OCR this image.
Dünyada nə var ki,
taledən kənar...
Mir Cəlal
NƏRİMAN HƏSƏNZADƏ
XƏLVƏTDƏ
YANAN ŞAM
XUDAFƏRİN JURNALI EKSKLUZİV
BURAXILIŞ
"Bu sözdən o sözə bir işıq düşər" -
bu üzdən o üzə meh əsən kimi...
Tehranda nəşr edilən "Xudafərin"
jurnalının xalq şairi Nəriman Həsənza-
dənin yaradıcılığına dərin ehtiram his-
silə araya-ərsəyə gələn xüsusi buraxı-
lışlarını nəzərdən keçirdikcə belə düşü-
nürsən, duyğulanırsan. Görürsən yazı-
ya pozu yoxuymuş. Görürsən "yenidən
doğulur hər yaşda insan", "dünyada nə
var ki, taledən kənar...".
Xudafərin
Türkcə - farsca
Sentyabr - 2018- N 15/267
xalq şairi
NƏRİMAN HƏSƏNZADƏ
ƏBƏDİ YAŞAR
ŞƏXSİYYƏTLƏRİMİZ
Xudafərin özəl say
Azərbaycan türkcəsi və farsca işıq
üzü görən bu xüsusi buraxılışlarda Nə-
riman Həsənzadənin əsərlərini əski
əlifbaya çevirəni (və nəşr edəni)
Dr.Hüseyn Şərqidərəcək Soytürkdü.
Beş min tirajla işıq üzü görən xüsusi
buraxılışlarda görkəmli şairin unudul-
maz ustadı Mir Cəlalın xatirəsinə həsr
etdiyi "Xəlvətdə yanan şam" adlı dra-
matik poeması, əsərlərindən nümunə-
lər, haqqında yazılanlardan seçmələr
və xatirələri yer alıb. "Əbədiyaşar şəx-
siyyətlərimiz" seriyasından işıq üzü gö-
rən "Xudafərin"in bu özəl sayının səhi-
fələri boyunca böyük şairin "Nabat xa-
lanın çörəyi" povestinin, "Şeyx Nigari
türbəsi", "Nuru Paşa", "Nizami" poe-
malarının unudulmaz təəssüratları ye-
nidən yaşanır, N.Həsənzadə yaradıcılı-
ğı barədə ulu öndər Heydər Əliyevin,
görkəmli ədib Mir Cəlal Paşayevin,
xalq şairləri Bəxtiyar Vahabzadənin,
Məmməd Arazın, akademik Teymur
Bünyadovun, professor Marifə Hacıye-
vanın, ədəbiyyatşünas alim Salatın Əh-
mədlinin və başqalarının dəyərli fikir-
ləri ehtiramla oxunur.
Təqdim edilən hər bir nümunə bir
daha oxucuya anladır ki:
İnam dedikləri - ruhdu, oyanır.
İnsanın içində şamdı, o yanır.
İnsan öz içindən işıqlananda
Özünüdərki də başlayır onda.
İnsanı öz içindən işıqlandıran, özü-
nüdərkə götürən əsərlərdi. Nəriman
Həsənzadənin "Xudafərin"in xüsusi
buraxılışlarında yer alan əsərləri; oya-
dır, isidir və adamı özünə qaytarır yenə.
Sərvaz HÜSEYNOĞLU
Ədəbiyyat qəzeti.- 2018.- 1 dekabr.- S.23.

Exercise task: Reproduce the data, keeping every line exactly the same.

Answer for this exercise:
OCR this image.
Dünyada nə var ki,
taledən kənar...
Mir Cəlal
NƏRİMAN HƏSƏNZADƏ
XƏLVƏTDƏ
YANAN ŞAM
XUDAFƏRİN JURNALI EKSKLUZİV
BURAXILIŞ
"Bu sözdən o sözə bir işıq düşər" -
bu üzdən o üzə meh əsən kimi...
Tehranda nəşr edilən "Xudafərin"
jurnalının xalq şairi Nəriman Həsənza-
dənin yaradıcılığına dərin ehtiram his-
silə araya-ərsəyə gələn xüsusi buraxı-
lışlarını nəzərdən keçirdikcə belə düşü-
nürsən, duyğulanırsan. Görürsən yazı-
ya pozu yoxuymuş. Görürsən "yenidən
doğulur hər yaşda insan", "dünyada nə
var ki, taledən kənar...".
Xudafərin
Türkcə - farsca
Sentyabr - 2018- N 15/267
xalq şairi
NƏRİMAN HƏSƏNZADƏ
ƏBƏDİ YAŞAR
ŞƏXSİYYƏTLƏRİMİZ
Xudafərin özəl say
Azərbaycan türkcəsi və farsca işıq
üzü görən bu xüsusi buraxılışlarda Nə-
riman Həsənzadənin əsərlərini əski
əlifbaya çevirəni (və nəşr edəni)
Dr.Hüseyn Şərqidərəcək Soytürkdü.
Beş min tirajla işıq üzü görən xüsusi
buraxılışlarda görkəmli şairin unudul-
maz ustadı Mir Cəlalın xatirəsinə həsr
etdiyi "Xəlvətdə yanan şam" adlı dra-
matik poeması, əsərlərindən nümunə-
lər, haqqında yazılanlardan seçmələr
və xatirələri yer alıb. "Əbədiyaşar şəx-
siyyətlərimiz" seriyasından işıq üzü gö-
rən "Xudafərin"in bu özəl sayının səhi-
fələri boyunca böyük şairin "Nabat xa-
lanın çörəyi" povestinin, "Şeyx Nigari
türbəsi", "Nuru Paşa", "Nizami" poe-
malarının unudulmaz təəssüratları ye-
nidən yaşanır, N.Həsənzadə yaradıcılı-
ğı barədə ulu öndər Heydər Əliyevin,
görkəmli ədib Mir Cəlal Paşayevin,
xalq şairləri Bəxtiyar Vahabzadənin,
Məmməd Arazın, akademik Teymur
Bünyadovun, professor Marifə Hacıye-
vanın, ədəbiyyatşünas alim Salatın Əh-
mədlinin və başqalarının dəyərli fikir-
ləri ehtiramla oxunur.
Təqdim edilən hər bir nümunə bir
daha oxucuya anladır ki:
İnam dedikləri - ruhdu, oyanır.
İnsanın içində şamdı, o yanır.
İnsan öz içindən işıqlananda
Özünüdərki də başlayır onda.
İnsanı öz içindən işıqlandıran, özü-
nüdərkə götürən əsərlərdi. Nəriman
Həsənzadənin "Xudafərin"in xüsusi
buraxılışlarında yer alan əsərləri; oya-
dır, isidir və adamı özünə qaytarır yenə.
Sərvaz HÜSEYNOĞLU
Ədəbiyyat qəzeti.- 2018.- 1 dekabr.- S.23.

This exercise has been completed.